#### WHAT THE TASK ASKS
The whole listing below should be printed again exactly, with no images.

#### DATASET EXCERPTS
▽
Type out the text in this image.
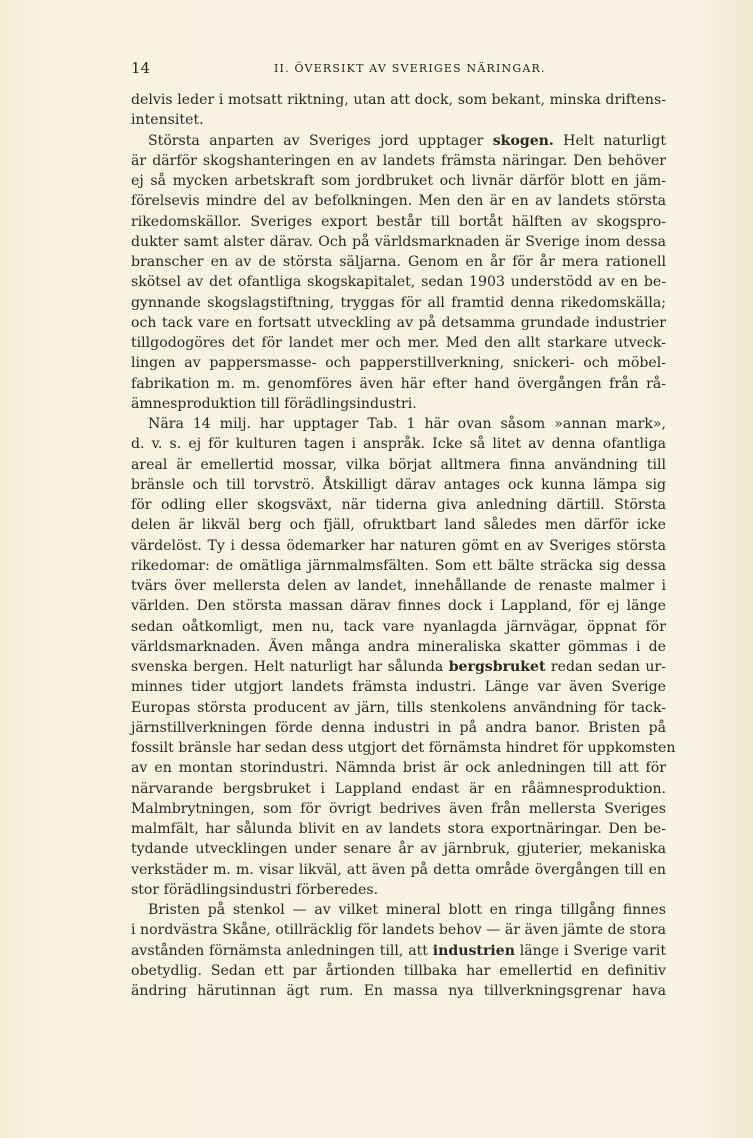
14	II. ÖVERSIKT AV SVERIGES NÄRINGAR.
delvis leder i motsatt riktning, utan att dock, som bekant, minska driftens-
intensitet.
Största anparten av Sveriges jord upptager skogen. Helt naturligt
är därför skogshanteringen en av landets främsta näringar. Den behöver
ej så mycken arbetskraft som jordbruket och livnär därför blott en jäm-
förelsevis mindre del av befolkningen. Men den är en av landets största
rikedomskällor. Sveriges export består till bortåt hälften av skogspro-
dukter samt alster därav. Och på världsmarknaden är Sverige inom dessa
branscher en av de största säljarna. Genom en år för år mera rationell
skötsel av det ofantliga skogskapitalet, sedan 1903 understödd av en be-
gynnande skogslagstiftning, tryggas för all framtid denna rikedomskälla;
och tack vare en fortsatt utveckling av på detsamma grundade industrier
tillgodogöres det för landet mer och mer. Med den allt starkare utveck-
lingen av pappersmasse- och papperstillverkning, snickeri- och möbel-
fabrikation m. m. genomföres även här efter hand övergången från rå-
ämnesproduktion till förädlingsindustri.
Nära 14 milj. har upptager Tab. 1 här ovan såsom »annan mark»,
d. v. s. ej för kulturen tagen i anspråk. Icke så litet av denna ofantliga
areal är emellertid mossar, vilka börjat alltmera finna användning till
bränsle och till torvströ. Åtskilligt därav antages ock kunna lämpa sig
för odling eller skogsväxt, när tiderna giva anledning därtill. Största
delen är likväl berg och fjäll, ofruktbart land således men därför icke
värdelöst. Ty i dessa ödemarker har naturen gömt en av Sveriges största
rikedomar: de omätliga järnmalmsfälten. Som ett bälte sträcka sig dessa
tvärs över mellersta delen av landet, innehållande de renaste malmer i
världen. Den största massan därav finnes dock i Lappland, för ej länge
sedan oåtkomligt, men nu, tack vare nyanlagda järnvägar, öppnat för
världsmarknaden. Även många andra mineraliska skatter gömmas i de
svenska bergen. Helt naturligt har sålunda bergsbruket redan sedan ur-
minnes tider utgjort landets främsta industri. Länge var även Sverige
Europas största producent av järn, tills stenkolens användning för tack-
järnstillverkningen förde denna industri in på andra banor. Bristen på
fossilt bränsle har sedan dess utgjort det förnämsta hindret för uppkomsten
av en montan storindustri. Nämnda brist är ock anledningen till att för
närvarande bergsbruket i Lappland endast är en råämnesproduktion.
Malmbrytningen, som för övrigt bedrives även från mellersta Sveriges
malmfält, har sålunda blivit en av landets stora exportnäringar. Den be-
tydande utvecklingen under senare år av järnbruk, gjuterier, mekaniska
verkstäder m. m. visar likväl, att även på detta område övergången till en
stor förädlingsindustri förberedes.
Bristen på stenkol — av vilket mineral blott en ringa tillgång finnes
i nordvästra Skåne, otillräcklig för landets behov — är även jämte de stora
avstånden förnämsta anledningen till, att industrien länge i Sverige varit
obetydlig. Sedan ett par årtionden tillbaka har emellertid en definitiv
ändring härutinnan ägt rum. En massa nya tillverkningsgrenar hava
△
#### RESPONSE AREA
Type out the text in this image.
14	II. ÖVERSIKT AV SVERIGES NÄRINGAR.
delvis leder i motsatt riktning, utan att dock, som bekant, minska driftens-
intensitet.
Största anparten av Sveriges jord upptager skogen. Helt naturligt
är därför skogshanteringen en av landets främsta näringar. Den behöver
ej så mycken arbetskraft som jordbruket och livnär därför blott en jäm-
förelsevis mindre del av befolkningen. Men den är en av landets största
rikedomskällor. Sveriges export består till bortåt hälften av skogspro-
dukter samt alster därav. Och på världsmarknaden är Sverige inom dessa
branscher en av de största säljarna. Genom en år för år mera rationell
skötsel av det ofantliga skogskapitalet, sedan 1903 understödd av en be-
gynnande skogslagstiftning, tryggas för all framtid denna rikedomskälla;
och tack vare en fortsatt utveckling av på detsamma grundade industrier
tillgodogöres det för landet mer och mer. Med den allt starkare utveck-
lingen av pappersmasse- och papperstillverkning, snickeri- och möbel-
fabrikation m. m. genomföres även här efter hand övergången från rå-
ämnesproduktion till förädlingsindustri.
Nära 14 milj. har upptager Tab. 1 här ovan såsom »annan mark»,
d. v. s. ej för kulturen tagen i anspråk. Icke så litet av denna ofantliga
areal är emellertid mossar, vilka börjat alltmera finna användning till
bränsle och till torvströ. Åtskilligt därav antages ock kunna lämpa sig
för odling eller skogsväxt, när tiderna giva anledning därtill. Största
delen är likväl berg och fjäll, ofruktbart land således men därför icke
värdelöst. Ty i dessa ödemarker har naturen gömt en av Sveriges största
rikedomar: de omätliga järnmalmsfälten. Som ett bälte sträcka sig dessa
tvärs över mellersta delen av landet, innehållande de renaste malmer i
världen. Den största massan därav finnes dock i Lappland, för ej länge
sedan oåtkomligt, men nu, tack vare nyanlagda järnvägar, öppnat för
världsmarknaden. Även många andra mineraliska skatter gömmas i de
svenska bergen. Helt naturligt har sålunda bergsbruket redan sedan ur-
minnes tider utgjort landets främsta industri. Länge var även Sverige
Europas största producent av järn, tills stenkolens användning för tack-
järnstillverkningen förde denna industri in på andra banor. Bristen på
fossilt bränsle har sedan dess utgjort det förnämsta hindret för uppkomsten
av en montan storindustri. Nämnda brist är ock anledningen till att för
närvarande bergsbruket i Lappland endast är en råämnesproduktion.
Malmbrytningen, som för övrigt bedrives även från mellersta Sveriges
malmfält, har sålunda blivit en av landets stora exportnäringar. Den be-
tydande utvecklingen under senare år av järnbruk, gjuterier, mekaniska
verkstäder m. m. visar likväl, att även på detta område övergången till en
stor förädlingsindustri förberedes.
Bristen på stenkol — av vilket mineral blott en ringa tillgång finnes
i nordvästra Skåne, otillräcklig för landets behov — är även jämte de stora
avstånden förnämsta anledningen till, att industrien länge i Sverige varit
obetydlig. Sedan ett par årtionden tillbaka har emellertid en definitiv
ändring härutinnan ägt rum. En massa nya tillverkningsgrenar hava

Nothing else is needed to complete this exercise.